*Direction*
List, from the lines below, each one with "content" in it.

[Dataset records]
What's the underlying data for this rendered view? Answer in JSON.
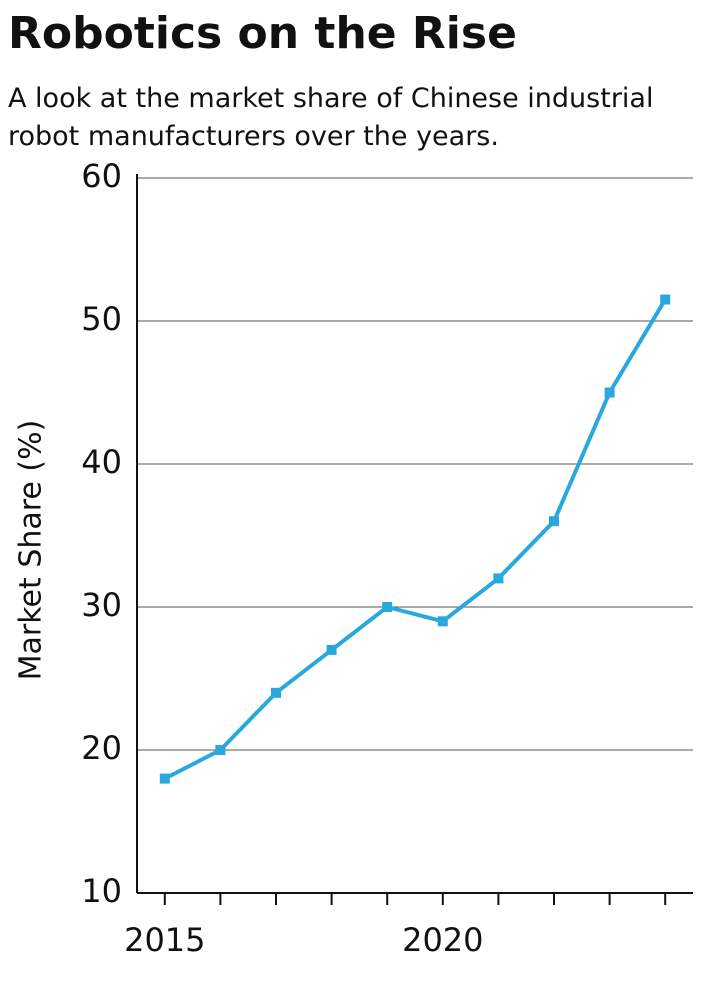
{
  "chart_data": {
    "type": "line",
    "title": "Robotics on the Rise",
    "subtitle": "A look at the market share of Chinese industrial robot manufacturers over the years.",
    "y_label": "Market Share (%)",
    "x": [
      2015,
      2016,
      2017,
      2018,
      2019,
      2020,
      2021,
      2022,
      2023,
      2024
    ],
    "series": [
      {
        "name": "Market Share",
        "color": "#29a8e0",
        "values": [
          18,
          20,
          24,
          27,
          30,
          29,
          32,
          36,
          45,
          51.5
        ]
      }
    ],
    "xlim": [
      2014.5,
      2024.5
    ],
    "xticks": [
      2015,
      2020
    ],
    "x_minor_ticks": [
      2015,
      2016,
      2017,
      2018,
      2019,
      2020,
      2021,
      2022,
      2023,
      2024
    ],
    "ylim": [
      10,
      60
    ],
    "yticks": [
      10,
      20,
      30,
      40,
      50,
      60
    ],
    "grid": true
  }
}
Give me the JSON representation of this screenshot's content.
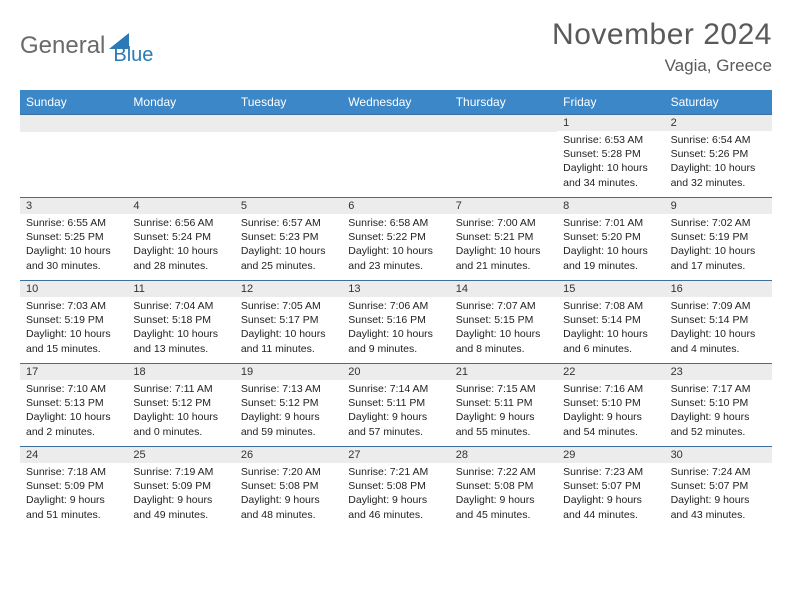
{
  "brand": {
    "part1": "General",
    "part2": "Blue"
  },
  "title": "November 2024",
  "location": "Vagia, Greece",
  "colors": {
    "header_bar": "#3b87c8",
    "week_divider": "#3b6fa0",
    "daynum_bg": "#ececec",
    "brand_gray": "#6a6a6a",
    "brand_blue": "#2a7ab8",
    "title_gray": "#5a5a5a"
  },
  "dow": [
    "Sunday",
    "Monday",
    "Tuesday",
    "Wednesday",
    "Thursday",
    "Friday",
    "Saturday"
  ],
  "weeks": [
    [
      {
        "blank": true
      },
      {
        "blank": true
      },
      {
        "blank": true
      },
      {
        "blank": true
      },
      {
        "blank": true
      },
      {
        "n": "1",
        "sr": "Sunrise: 6:53 AM",
        "ss": "Sunset: 5:28 PM",
        "d1": "Daylight: 10 hours",
        "d2": "and 34 minutes."
      },
      {
        "n": "2",
        "sr": "Sunrise: 6:54 AM",
        "ss": "Sunset: 5:26 PM",
        "d1": "Daylight: 10 hours",
        "d2": "and 32 minutes."
      }
    ],
    [
      {
        "n": "3",
        "sr": "Sunrise: 6:55 AM",
        "ss": "Sunset: 5:25 PM",
        "d1": "Daylight: 10 hours",
        "d2": "and 30 minutes."
      },
      {
        "n": "4",
        "sr": "Sunrise: 6:56 AM",
        "ss": "Sunset: 5:24 PM",
        "d1": "Daylight: 10 hours",
        "d2": "and 28 minutes."
      },
      {
        "n": "5",
        "sr": "Sunrise: 6:57 AM",
        "ss": "Sunset: 5:23 PM",
        "d1": "Daylight: 10 hours",
        "d2": "and 25 minutes."
      },
      {
        "n": "6",
        "sr": "Sunrise: 6:58 AM",
        "ss": "Sunset: 5:22 PM",
        "d1": "Daylight: 10 hours",
        "d2": "and 23 minutes."
      },
      {
        "n": "7",
        "sr": "Sunrise: 7:00 AM",
        "ss": "Sunset: 5:21 PM",
        "d1": "Daylight: 10 hours",
        "d2": "and 21 minutes."
      },
      {
        "n": "8",
        "sr": "Sunrise: 7:01 AM",
        "ss": "Sunset: 5:20 PM",
        "d1": "Daylight: 10 hours",
        "d2": "and 19 minutes."
      },
      {
        "n": "9",
        "sr": "Sunrise: 7:02 AM",
        "ss": "Sunset: 5:19 PM",
        "d1": "Daylight: 10 hours",
        "d2": "and 17 minutes."
      }
    ],
    [
      {
        "n": "10",
        "sr": "Sunrise: 7:03 AM",
        "ss": "Sunset: 5:19 PM",
        "d1": "Daylight: 10 hours",
        "d2": "and 15 minutes."
      },
      {
        "n": "11",
        "sr": "Sunrise: 7:04 AM",
        "ss": "Sunset: 5:18 PM",
        "d1": "Daylight: 10 hours",
        "d2": "and 13 minutes."
      },
      {
        "n": "12",
        "sr": "Sunrise: 7:05 AM",
        "ss": "Sunset: 5:17 PM",
        "d1": "Daylight: 10 hours",
        "d2": "and 11 minutes."
      },
      {
        "n": "13",
        "sr": "Sunrise: 7:06 AM",
        "ss": "Sunset: 5:16 PM",
        "d1": "Daylight: 10 hours",
        "d2": "and 9 minutes."
      },
      {
        "n": "14",
        "sr": "Sunrise: 7:07 AM",
        "ss": "Sunset: 5:15 PM",
        "d1": "Daylight: 10 hours",
        "d2": "and 8 minutes."
      },
      {
        "n": "15",
        "sr": "Sunrise: 7:08 AM",
        "ss": "Sunset: 5:14 PM",
        "d1": "Daylight: 10 hours",
        "d2": "and 6 minutes."
      },
      {
        "n": "16",
        "sr": "Sunrise: 7:09 AM",
        "ss": "Sunset: 5:14 PM",
        "d1": "Daylight: 10 hours",
        "d2": "and 4 minutes."
      }
    ],
    [
      {
        "n": "17",
        "sr": "Sunrise: 7:10 AM",
        "ss": "Sunset: 5:13 PM",
        "d1": "Daylight: 10 hours",
        "d2": "and 2 minutes."
      },
      {
        "n": "18",
        "sr": "Sunrise: 7:11 AM",
        "ss": "Sunset: 5:12 PM",
        "d1": "Daylight: 10 hours",
        "d2": "and 0 minutes."
      },
      {
        "n": "19",
        "sr": "Sunrise: 7:13 AM",
        "ss": "Sunset: 5:12 PM",
        "d1": "Daylight: 9 hours",
        "d2": "and 59 minutes."
      },
      {
        "n": "20",
        "sr": "Sunrise: 7:14 AM",
        "ss": "Sunset: 5:11 PM",
        "d1": "Daylight: 9 hours",
        "d2": "and 57 minutes."
      },
      {
        "n": "21",
        "sr": "Sunrise: 7:15 AM",
        "ss": "Sunset: 5:11 PM",
        "d1": "Daylight: 9 hours",
        "d2": "and 55 minutes."
      },
      {
        "n": "22",
        "sr": "Sunrise: 7:16 AM",
        "ss": "Sunset: 5:10 PM",
        "d1": "Daylight: 9 hours",
        "d2": "and 54 minutes."
      },
      {
        "n": "23",
        "sr": "Sunrise: 7:17 AM",
        "ss": "Sunset: 5:10 PM",
        "d1": "Daylight: 9 hours",
        "d2": "and 52 minutes."
      }
    ],
    [
      {
        "n": "24",
        "sr": "Sunrise: 7:18 AM",
        "ss": "Sunset: 5:09 PM",
        "d1": "Daylight: 9 hours",
        "d2": "and 51 minutes."
      },
      {
        "n": "25",
        "sr": "Sunrise: 7:19 AM",
        "ss": "Sunset: 5:09 PM",
        "d1": "Daylight: 9 hours",
        "d2": "and 49 minutes."
      },
      {
        "n": "26",
        "sr": "Sunrise: 7:20 AM",
        "ss": "Sunset: 5:08 PM",
        "d1": "Daylight: 9 hours",
        "d2": "and 48 minutes."
      },
      {
        "n": "27",
        "sr": "Sunrise: 7:21 AM",
        "ss": "Sunset: 5:08 PM",
        "d1": "Daylight: 9 hours",
        "d2": "and 46 minutes."
      },
      {
        "n": "28",
        "sr": "Sunrise: 7:22 AM",
        "ss": "Sunset: 5:08 PM",
        "d1": "Daylight: 9 hours",
        "d2": "and 45 minutes."
      },
      {
        "n": "29",
        "sr": "Sunrise: 7:23 AM",
        "ss": "Sunset: 5:07 PM",
        "d1": "Daylight: 9 hours",
        "d2": "and 44 minutes."
      },
      {
        "n": "30",
        "sr": "Sunrise: 7:24 AM",
        "ss": "Sunset: 5:07 PM",
        "d1": "Daylight: 9 hours",
        "d2": "and 43 minutes."
      }
    ]
  ]
}
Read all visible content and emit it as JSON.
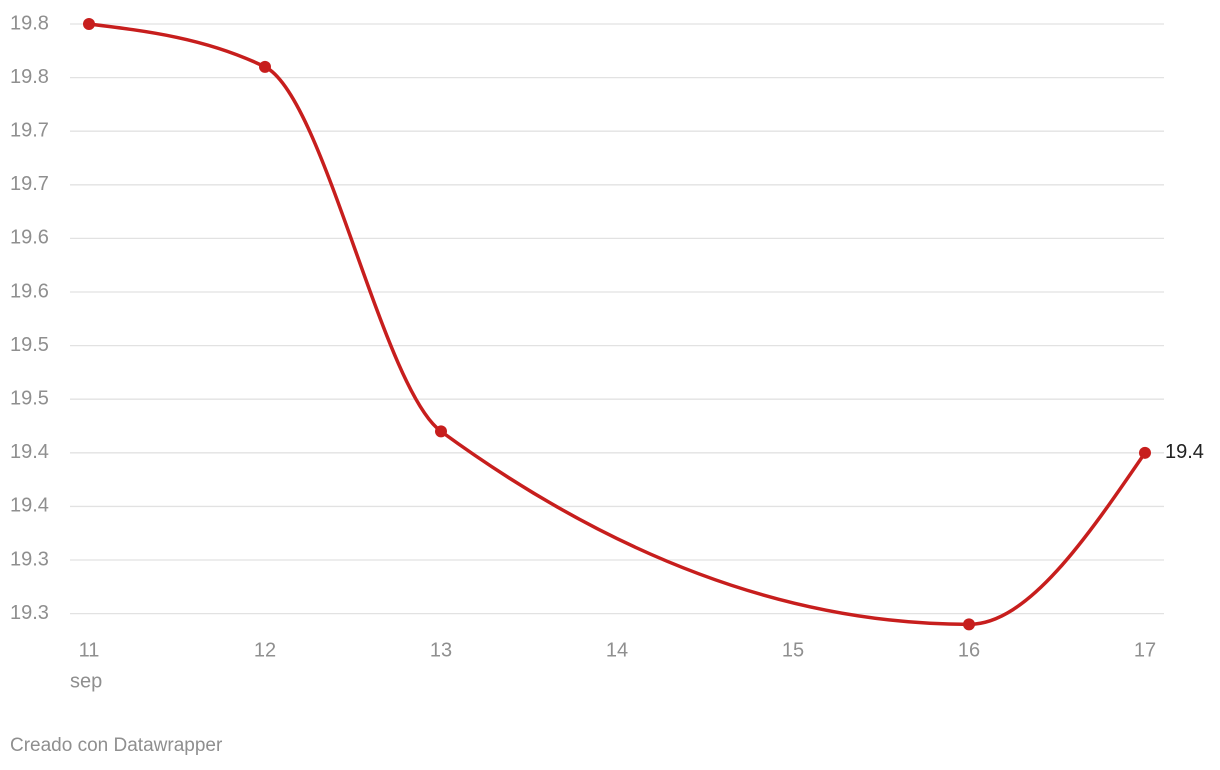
{
  "chart_data": {
    "type": "line",
    "x": [
      11,
      12,
      13,
      16,
      17
    ],
    "x_sublabel": "sep",
    "series": [
      {
        "name": "19.4",
        "color": "#c71e1d",
        "values": [
          19.8,
          19.76,
          19.42,
          19.24,
          19.4
        ]
      }
    ],
    "xlim": [
      11,
      17
    ],
    "xticks": [
      11,
      12,
      13,
      14,
      15,
      16,
      17
    ],
    "ylim": [
      19.235,
      19.8
    ],
    "yticks": [
      {
        "value": 19.25,
        "label": "19.3"
      },
      19.3,
      {
        "value": 19.35,
        "label": "19.4"
      },
      19.4,
      {
        "value": 19.45,
        "label": "19.5"
      },
      19.5,
      {
        "value": 19.55,
        "label": "19.6"
      },
      19.6,
      {
        "value": 19.65,
        "label": "19.7"
      },
      19.7,
      {
        "value": 19.75,
        "label": "19.8"
      },
      19.8
    ],
    "grid": true,
    "footer": "Creado con Datawrapper"
  }
}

*Complete response*
Give me the JSON representation of this screenshot's content.
Read all visible content and emit it as JSON.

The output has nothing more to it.